### [What the task asks]
Render the lines below as a JSON list of strings, one string per line, leaving out blank lines and the pictures.

### [Provided entries]
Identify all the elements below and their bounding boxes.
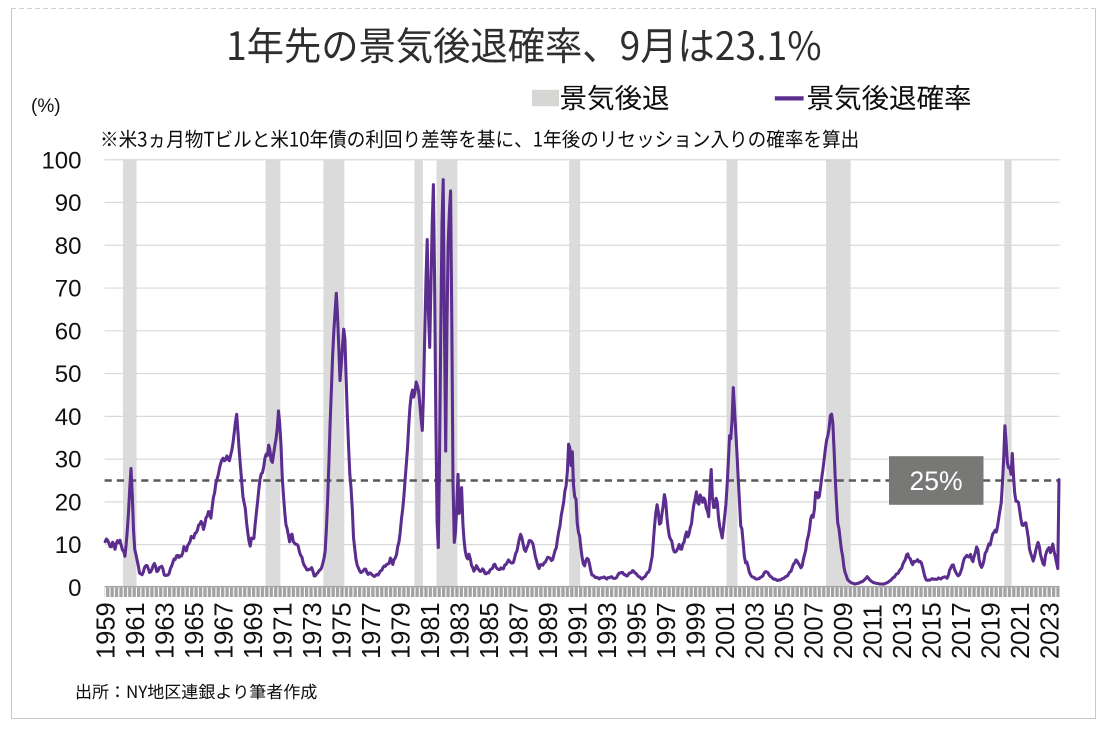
svg-text:1989: 1989 xyxy=(535,602,563,659)
svg-text:2023: 2023 xyxy=(1036,602,1064,659)
svg-text:1959: 1959 xyxy=(92,602,120,659)
svg-text:2007: 2007 xyxy=(800,602,828,659)
svg-text:2009: 2009 xyxy=(830,602,858,659)
svg-text:1971: 1971 xyxy=(269,602,297,659)
svg-text:100: 100 xyxy=(41,147,81,174)
svg-text:30: 30 xyxy=(55,447,82,474)
svg-text:1973: 1973 xyxy=(299,602,327,659)
svg-text:1995: 1995 xyxy=(623,602,651,659)
svg-text:1991: 1991 xyxy=(564,602,592,659)
svg-text:25%: 25% xyxy=(909,466,962,496)
svg-text:1999: 1999 xyxy=(682,602,710,659)
svg-text:2019: 2019 xyxy=(977,602,1005,659)
svg-text:1979: 1979 xyxy=(387,602,415,659)
svg-text:1969: 1969 xyxy=(240,602,268,659)
svg-text:2003: 2003 xyxy=(741,602,769,659)
svg-text:80: 80 xyxy=(55,233,82,260)
svg-text:2001: 2001 xyxy=(712,602,740,659)
svg-text:2017: 2017 xyxy=(948,602,976,659)
svg-text:90: 90 xyxy=(55,190,82,217)
svg-text:10: 10 xyxy=(55,532,82,559)
svg-text:2005: 2005 xyxy=(771,602,799,659)
svg-text:1965: 1965 xyxy=(181,602,209,659)
svg-text:60: 60 xyxy=(55,318,82,345)
svg-text:0: 0 xyxy=(68,575,81,602)
svg-text:1961: 1961 xyxy=(122,602,150,659)
svg-text:1963: 1963 xyxy=(151,602,179,659)
svg-text:40: 40 xyxy=(55,404,82,431)
svg-text:1967: 1967 xyxy=(210,602,238,659)
svg-text:1997: 1997 xyxy=(653,602,681,659)
svg-text:1983: 1983 xyxy=(446,602,474,659)
svg-text:1981: 1981 xyxy=(417,602,445,659)
svg-text:1977: 1977 xyxy=(358,602,386,659)
svg-text:2011: 2011 xyxy=(859,604,887,659)
svg-text:1975: 1975 xyxy=(328,602,356,659)
svg-text:20: 20 xyxy=(55,489,82,516)
svg-text:2015: 2015 xyxy=(918,602,946,659)
svg-text:1985: 1985 xyxy=(476,602,504,659)
svg-text:(%): (%) xyxy=(31,96,61,117)
svg-text:1993: 1993 xyxy=(594,602,622,659)
svg-text:50: 50 xyxy=(55,361,82,388)
svg-text:70: 70 xyxy=(55,276,82,303)
svg-text:2021: 2021 xyxy=(1007,602,1035,659)
svg-text:1987: 1987 xyxy=(505,602,533,659)
svg-text:2013: 2013 xyxy=(889,602,917,659)
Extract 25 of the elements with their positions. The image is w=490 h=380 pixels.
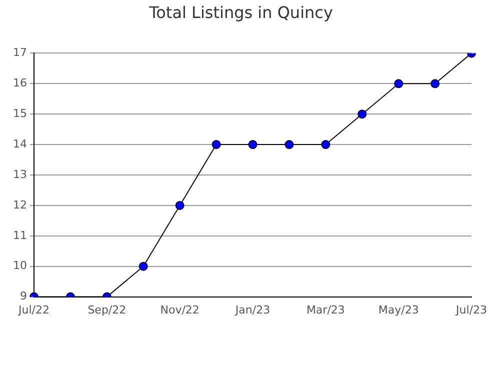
x-tick-label: Sep/22 <box>88 303 126 316</box>
point <box>248 140 258 150</box>
chart-title: Total Listings in Quincy <box>148 2 333 22</box>
x-tick-label: Jul/22 <box>18 303 50 316</box>
y-tick-label: 16 <box>12 76 27 90</box>
x-tick-label: Nov/22 <box>160 303 200 316</box>
point <box>394 79 404 88</box>
y-tick-label: 12 <box>12 198 27 212</box>
y-tick-label: 9 <box>20 290 27 303</box>
x-tick-label: Jul/23 <box>455 303 488 316</box>
x-tick-label: Mar/23 <box>306 303 345 316</box>
point <box>321 140 330 150</box>
point <box>358 110 367 119</box>
y-tick-label: 15 <box>12 106 27 120</box>
point <box>175 200 184 210</box>
point <box>284 140 294 150</box>
y-tick-label: 11 <box>12 228 27 242</box>
point <box>430 79 440 88</box>
y-tick-label: 17 <box>12 46 27 60</box>
x-tick-label: Jan/23 <box>234 303 270 316</box>
point <box>212 140 221 150</box>
y-tick-label: 10 <box>12 259 27 272</box>
x-tick-label: May/23 <box>378 303 419 316</box>
y-tick-label: 14 <box>12 137 27 150</box>
y-tick-label: 13 <box>12 168 27 181</box>
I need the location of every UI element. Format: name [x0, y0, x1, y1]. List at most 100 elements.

### [Solution for this exercise]
[
  "Identify all the elements below and their bounding boxes.",
  "svg-text:1989: 1989 xyxy=(535,602,563,659)",
  "svg-text:2023: 2023 xyxy=(1036,602,1064,659)",
  "svg-text:1959: 1959 xyxy=(92,602,120,659)",
  "svg-text:2007: 2007 xyxy=(800,602,828,659)",
  "svg-text:2009: 2009 xyxy=(830,602,858,659)",
  "svg-text:1971: 1971 xyxy=(269,602,297,659)",
  "svg-text:100: 100 xyxy=(41,147,81,174)",
  "svg-text:30: 30 xyxy=(55,447,82,474)",
  "svg-text:1973: 1973 xyxy=(299,602,327,659)",
  "svg-text:1995: 1995 xyxy=(623,602,651,659)",
  "svg-text:1991: 1991 xyxy=(564,602,592,659)",
  "svg-text:25%: 25% xyxy=(909,466,962,496)",
  "svg-text:1999: 1999 xyxy=(682,602,710,659)",
  "svg-text:2019: 2019 xyxy=(977,602,1005,659)",
  "svg-text:1979: 1979 xyxy=(387,602,415,659)",
  "svg-text:1969: 1969 xyxy=(240,602,268,659)",
  "svg-text:2003: 2003 xyxy=(741,602,769,659)",
  "svg-text:80: 80 xyxy=(55,233,82,260)",
  "svg-text:2001: 2001 xyxy=(712,602,740,659)",
  "svg-text:2017: 2017 xyxy=(948,602,976,659)",
  "svg-text:90: 90 xyxy=(55,190,82,217)",
  "svg-text:10: 10 xyxy=(55,532,82,559)",
  "svg-text:2005: 2005 xyxy=(771,602,799,659)",
  "svg-text:1965: 1965 xyxy=(181,602,209,659)",
  "svg-text:60: 60 xyxy=(55,318,82,345)",
  "svg-text:0: 0 xyxy=(68,575,81,602)",
  "svg-text:1961: 1961 xyxy=(122,602,150,659)",
  "svg-text:1963: 1963 xyxy=(151,602,179,659)",
  "svg-text:40: 40 xyxy=(55,404,82,431)",
  "svg-text:1967: 1967 xyxy=(210,602,238,659)",
  "svg-text:1997: 1997 xyxy=(653,602,681,659)",
  "svg-text:1983: 1983 xyxy=(446,602,474,659)",
  "svg-text:1981: 1981 xyxy=(417,602,445,659)",
  "svg-text:1977: 1977 xyxy=(358,602,386,659)",
  "svg-text:2011: 2011 xyxy=(859,604,887,659)",
  "svg-text:1975: 1975 xyxy=(328,602,356,659)",
  "svg-text:20: 20 xyxy=(55,489,82,516)",
  "svg-text:2015: 2015 xyxy=(918,602,946,659)",
  "svg-text:1985: 1985 xyxy=(476,602,504,659)",
  "svg-text:(%): (%) xyxy=(31,96,61,117)",
  "svg-text:1993: 1993 xyxy=(594,602,622,659)",
  "svg-text:50: 50 xyxy=(55,361,82,388)",
  "svg-text:70: 70 xyxy=(55,276,82,303)",
  "svg-text:2021: 2021 xyxy=(1007,602,1035,659)",
  "svg-text:1987: 1987 xyxy=(505,602,533,659)",
  "svg-text:2013: 2013 xyxy=(889,602,917,659)",
  "Extract 25 of the elements with their positions. The image is w=490 h=380 pixels.",
  "x-tick-label: Sep/22 <box>88 303 126 316</box>",
  "point <box>248 140 258 150</box>",
  "chart-title: Total Listings in Quincy <box>148 2 333 22</box>",
  "x-tick-label: Jul/22 <box>18 303 50 316</box>",
  "y-tick-label: 16 <box>12 76 27 90</box>",
  "x-tick-label: Nov/22 <box>160 303 200 316</box>",
  "point <box>394 79 404 88</box>",
  "y-tick-label: 12 <box>12 198 27 212</box>",
  "y-tick-label: 9 <box>20 290 27 303</box>",
  "x-tick-label: Jul/23 <box>455 303 488 316</box>",
  "x-tick-label: Mar/23 <box>306 303 345 316</box>",
  "point <box>321 140 330 150</box>",
  "point <box>358 110 367 119</box>",
  "y-tick-label: 15 <box>12 106 27 120</box>",
  "point <box>175 200 184 210</box>",
  "point <box>284 140 294 150</box>",
  "y-tick-label: 11 <box>12 228 27 242</box>",
  "point <box>430 79 440 88</box>",
  "y-tick-label: 17 <box>12 46 27 60</box>",
  "x-tick-label: Jan/23 <box>234 303 270 316</box>",
  "point <box>212 140 221 150</box>",
  "y-tick-label: 10 <box>12 259 27 272</box>",
  "x-tick-label: May/23 <box>378 303 419 316</box>",
  "y-tick-label: 14 <box>12 137 27 150</box>",
  "y-tick-label: 13 <box>12 168 27 181</box>",
  "I need the location of every UI element. Format: name [x0, y0, x1, y1]. List at most 100 elements."
]